Direction 1 - Below are guidance on the causation question for BSPS transfers and some records. Decide whether each statement agrees with the causation guidance, answering yes or no and quoting the guidance's deciding words exactly. (a) The effective cause must be the sole or primary cause of the consumer's decision. (b) The causation question is answered by selecting yes or no. (c) If an introducer also influenced the consumer's decision, the firm's non-compliant conduct cannot count as an effective cause.
Direction 2 - Transcribe the passage of the causation guidance below, starting with "Explain the conclusion" and going on through "decision to transfer.".

Source excerpt -
►
Determine whether the firm’s failure to comply with the suitability requirements (‘non-compliant conduct’) caused the consumer to transfer their BSPS to the proposed arrangement (the ‘causation question’).

(3)

Answer the causation question by selecting ‘yes’ or ‘no’.

(4)

Explain the conclusion on the causation question with reference to the evidence at (1).

11.5

R

To answer the causation question, decide whether it is more likely than not that the firm’s non-compliant conduct was the effective cause of the consumer’s decision to transfer.

11.6

G

The effective cause in 11.5R above does not have to be the sole or primary cause of the consumer’s decision. In particular:

(1)

as long as the non-compliant conduct was an effective cause of the consumer’s decision, it is immaterial that other factors (for example, the influence of a third party such as an introducer) also influenced that decision;

(2)

the firm’s non-compliant conduct will not have been the effective cause of the consumer’s loss if it is more likely than not that the consumer would have transferred their BSPS to the proposed scheme in the absence of non-compliant conduct. This may occur if, for example, the firm gave an unsuitable recommendation to transfer but the consumer would still have transferred their BSPS to the proposed scheme even if the firm had complied with the suitability requirements.
◄
Extracted entries -
►
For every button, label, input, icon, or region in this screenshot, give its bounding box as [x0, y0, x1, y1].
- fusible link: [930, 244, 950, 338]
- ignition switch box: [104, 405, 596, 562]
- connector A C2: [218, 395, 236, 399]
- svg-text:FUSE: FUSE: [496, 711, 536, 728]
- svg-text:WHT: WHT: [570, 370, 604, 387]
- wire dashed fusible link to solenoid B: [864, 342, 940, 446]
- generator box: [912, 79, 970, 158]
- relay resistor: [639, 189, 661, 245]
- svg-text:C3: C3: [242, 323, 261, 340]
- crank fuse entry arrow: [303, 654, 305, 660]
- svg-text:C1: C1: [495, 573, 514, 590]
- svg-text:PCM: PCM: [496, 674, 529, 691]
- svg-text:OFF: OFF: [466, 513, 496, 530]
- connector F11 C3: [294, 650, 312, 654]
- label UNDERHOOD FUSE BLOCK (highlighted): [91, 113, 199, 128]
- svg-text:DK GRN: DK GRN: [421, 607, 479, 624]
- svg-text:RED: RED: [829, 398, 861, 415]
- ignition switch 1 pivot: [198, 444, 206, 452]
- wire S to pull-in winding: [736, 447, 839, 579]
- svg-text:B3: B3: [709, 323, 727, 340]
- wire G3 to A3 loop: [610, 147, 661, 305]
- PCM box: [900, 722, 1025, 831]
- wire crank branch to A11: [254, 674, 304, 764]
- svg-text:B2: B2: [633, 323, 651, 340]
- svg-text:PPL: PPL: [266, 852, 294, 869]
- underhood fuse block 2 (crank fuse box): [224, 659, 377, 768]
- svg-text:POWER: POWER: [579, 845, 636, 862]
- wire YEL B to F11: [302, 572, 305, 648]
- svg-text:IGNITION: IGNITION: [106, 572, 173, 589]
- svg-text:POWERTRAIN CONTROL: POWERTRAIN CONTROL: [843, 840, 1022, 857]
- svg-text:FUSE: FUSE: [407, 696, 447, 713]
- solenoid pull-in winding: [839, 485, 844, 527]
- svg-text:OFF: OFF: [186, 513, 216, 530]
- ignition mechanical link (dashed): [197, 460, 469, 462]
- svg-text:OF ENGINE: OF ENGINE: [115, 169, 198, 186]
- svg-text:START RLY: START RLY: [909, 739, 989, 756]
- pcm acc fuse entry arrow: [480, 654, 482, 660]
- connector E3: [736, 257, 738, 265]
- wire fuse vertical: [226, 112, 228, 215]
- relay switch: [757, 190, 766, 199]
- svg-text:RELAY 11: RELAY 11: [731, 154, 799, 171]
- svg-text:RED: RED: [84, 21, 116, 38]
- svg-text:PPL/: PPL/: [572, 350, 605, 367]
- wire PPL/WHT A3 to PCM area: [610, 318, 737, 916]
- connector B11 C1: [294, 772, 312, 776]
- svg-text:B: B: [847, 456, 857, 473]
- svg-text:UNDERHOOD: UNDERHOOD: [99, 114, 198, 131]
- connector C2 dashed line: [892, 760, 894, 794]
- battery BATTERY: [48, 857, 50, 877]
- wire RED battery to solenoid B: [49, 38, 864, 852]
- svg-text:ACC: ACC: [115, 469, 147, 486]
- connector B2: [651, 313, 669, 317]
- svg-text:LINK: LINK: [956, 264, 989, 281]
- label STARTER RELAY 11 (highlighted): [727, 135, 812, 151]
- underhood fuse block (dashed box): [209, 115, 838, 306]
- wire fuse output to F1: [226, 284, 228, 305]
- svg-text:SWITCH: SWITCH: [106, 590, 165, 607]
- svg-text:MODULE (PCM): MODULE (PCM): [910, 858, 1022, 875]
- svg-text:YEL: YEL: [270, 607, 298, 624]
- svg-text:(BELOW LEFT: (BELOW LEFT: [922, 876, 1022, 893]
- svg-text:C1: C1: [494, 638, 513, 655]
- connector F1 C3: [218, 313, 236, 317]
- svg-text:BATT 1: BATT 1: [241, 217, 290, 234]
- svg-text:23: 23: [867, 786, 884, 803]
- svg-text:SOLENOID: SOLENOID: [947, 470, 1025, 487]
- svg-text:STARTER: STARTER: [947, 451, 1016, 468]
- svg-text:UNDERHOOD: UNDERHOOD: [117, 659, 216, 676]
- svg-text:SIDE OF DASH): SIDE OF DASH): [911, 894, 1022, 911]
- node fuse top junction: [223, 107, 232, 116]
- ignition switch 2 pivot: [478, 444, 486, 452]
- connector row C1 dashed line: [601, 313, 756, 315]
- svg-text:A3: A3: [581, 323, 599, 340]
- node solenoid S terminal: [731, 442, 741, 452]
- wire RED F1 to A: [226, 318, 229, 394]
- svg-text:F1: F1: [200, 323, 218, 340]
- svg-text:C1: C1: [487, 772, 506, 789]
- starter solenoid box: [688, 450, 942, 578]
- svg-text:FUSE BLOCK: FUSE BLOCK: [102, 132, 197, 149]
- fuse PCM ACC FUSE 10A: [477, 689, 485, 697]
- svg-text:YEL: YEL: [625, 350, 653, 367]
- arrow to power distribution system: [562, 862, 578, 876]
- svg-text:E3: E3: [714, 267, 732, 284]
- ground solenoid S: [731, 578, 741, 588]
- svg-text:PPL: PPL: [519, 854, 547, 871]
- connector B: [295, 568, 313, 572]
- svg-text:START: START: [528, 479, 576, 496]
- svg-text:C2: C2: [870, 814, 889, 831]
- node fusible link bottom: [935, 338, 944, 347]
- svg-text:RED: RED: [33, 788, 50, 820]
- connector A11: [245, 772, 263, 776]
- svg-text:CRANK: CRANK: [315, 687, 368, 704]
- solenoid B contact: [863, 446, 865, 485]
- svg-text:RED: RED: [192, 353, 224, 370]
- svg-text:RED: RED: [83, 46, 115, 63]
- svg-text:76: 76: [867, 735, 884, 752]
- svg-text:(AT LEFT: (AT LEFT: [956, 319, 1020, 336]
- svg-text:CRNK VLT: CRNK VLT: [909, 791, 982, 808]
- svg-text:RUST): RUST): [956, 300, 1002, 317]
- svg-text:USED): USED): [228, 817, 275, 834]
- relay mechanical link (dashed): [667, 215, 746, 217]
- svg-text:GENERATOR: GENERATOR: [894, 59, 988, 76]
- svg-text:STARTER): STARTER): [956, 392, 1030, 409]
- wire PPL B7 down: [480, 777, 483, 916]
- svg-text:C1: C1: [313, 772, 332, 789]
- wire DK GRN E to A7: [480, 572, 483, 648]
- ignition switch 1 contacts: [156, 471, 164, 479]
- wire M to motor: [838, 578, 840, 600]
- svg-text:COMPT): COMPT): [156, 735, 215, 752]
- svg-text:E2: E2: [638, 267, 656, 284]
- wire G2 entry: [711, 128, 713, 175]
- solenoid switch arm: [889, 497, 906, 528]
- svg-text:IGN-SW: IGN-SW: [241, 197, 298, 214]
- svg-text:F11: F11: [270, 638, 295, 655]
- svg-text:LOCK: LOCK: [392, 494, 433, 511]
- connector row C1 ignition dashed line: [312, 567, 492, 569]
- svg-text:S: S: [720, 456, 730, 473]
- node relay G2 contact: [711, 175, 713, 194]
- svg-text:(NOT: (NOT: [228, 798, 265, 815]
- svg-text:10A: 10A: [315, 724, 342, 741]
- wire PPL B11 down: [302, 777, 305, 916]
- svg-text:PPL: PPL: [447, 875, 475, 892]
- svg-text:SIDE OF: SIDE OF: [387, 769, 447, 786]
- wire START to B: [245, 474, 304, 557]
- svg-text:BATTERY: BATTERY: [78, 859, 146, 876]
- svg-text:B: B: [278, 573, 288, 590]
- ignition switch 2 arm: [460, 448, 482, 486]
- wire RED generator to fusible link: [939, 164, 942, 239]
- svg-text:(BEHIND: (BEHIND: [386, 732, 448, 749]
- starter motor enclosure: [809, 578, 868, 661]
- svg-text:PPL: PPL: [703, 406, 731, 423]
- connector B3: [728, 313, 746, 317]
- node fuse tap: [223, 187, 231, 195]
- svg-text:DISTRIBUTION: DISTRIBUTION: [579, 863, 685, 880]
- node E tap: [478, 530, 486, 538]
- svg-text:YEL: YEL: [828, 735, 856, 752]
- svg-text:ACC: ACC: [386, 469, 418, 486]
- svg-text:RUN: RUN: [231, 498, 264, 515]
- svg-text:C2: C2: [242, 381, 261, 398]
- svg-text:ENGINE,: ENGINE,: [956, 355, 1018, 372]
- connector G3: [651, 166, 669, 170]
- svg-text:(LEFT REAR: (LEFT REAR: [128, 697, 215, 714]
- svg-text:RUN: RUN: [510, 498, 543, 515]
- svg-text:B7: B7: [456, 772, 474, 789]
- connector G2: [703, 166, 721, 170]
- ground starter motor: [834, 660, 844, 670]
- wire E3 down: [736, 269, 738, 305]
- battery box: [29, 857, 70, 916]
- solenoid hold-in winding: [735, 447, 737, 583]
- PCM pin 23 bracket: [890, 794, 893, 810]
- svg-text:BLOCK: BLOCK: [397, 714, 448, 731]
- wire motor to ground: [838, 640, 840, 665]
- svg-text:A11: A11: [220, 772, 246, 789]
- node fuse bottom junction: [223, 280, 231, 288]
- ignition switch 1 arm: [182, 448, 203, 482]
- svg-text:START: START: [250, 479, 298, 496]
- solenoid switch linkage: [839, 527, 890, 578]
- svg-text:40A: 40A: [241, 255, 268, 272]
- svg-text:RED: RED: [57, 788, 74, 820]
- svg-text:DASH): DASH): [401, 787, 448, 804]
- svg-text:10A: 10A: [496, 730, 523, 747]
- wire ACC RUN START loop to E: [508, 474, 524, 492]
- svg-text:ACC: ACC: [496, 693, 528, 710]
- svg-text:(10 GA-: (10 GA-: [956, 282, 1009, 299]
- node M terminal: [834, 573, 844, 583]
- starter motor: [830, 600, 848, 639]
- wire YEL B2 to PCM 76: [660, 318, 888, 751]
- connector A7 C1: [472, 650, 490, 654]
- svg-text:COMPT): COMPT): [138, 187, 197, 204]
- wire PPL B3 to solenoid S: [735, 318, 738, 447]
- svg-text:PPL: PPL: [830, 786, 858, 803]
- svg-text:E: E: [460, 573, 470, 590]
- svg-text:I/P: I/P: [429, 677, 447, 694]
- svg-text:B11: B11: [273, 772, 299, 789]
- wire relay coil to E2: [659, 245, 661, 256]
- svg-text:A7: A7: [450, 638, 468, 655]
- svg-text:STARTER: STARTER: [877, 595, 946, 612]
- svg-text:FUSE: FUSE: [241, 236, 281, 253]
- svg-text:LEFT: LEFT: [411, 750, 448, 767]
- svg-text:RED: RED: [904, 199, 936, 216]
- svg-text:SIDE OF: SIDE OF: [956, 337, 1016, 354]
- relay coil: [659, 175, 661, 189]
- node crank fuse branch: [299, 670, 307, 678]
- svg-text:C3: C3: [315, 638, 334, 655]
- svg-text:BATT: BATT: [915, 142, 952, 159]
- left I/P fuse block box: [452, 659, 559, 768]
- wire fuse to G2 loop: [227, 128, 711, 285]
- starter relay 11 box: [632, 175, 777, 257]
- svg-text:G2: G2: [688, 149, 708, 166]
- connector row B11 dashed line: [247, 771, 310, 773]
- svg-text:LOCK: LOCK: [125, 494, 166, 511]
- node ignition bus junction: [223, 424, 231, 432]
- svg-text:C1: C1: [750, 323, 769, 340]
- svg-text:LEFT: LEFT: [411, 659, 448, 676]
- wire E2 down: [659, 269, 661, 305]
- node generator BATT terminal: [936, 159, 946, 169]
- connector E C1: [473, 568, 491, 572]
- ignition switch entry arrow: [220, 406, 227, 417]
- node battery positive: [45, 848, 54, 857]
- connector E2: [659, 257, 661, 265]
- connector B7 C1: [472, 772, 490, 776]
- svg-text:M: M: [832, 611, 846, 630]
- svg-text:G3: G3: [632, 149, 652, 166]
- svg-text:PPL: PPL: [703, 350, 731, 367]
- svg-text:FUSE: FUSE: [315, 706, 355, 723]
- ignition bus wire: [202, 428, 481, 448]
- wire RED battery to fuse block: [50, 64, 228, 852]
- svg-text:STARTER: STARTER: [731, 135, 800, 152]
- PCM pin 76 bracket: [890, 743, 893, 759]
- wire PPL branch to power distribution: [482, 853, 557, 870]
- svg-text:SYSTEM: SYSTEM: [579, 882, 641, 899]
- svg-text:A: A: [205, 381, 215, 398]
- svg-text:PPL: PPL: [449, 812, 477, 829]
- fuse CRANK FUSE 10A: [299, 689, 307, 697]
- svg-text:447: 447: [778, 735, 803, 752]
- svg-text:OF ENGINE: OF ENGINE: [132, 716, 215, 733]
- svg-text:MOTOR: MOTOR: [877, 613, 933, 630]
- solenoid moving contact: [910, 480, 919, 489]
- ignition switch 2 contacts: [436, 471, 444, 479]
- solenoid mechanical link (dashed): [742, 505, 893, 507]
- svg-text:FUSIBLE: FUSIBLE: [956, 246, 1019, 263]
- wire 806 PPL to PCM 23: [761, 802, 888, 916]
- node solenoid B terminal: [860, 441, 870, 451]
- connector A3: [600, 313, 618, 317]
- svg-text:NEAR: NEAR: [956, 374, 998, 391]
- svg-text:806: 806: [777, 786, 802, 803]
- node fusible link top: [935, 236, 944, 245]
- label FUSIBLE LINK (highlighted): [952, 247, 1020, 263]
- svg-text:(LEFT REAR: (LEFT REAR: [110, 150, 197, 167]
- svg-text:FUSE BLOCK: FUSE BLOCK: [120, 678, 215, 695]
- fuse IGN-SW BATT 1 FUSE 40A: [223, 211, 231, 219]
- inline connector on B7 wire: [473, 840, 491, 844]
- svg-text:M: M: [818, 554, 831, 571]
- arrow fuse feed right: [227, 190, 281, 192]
◄
Correct response 1 -
(a) No: "The effective cause in 11.5R above does not have to be the sole or primary cause of the consumer’s decision."
(b) Yes: "Answer the causation question by selecting ‘yes’ or ‘no’."
(c) No: "as long as the non-compliant conduct was an effective cause of the consumer’s decision, it is immaterial that other factors (for example, the influence of a third party such as an introducer) also influenced that decision"

Correct response 2 -
Explain the conclusion on the causation question with reference to the evidence at (1).

11.5

R

To answer the causation question, decide whether it is more likely than not that the firm’s non-compliant conduct was the effective cause of the consumer’s decision to transfer.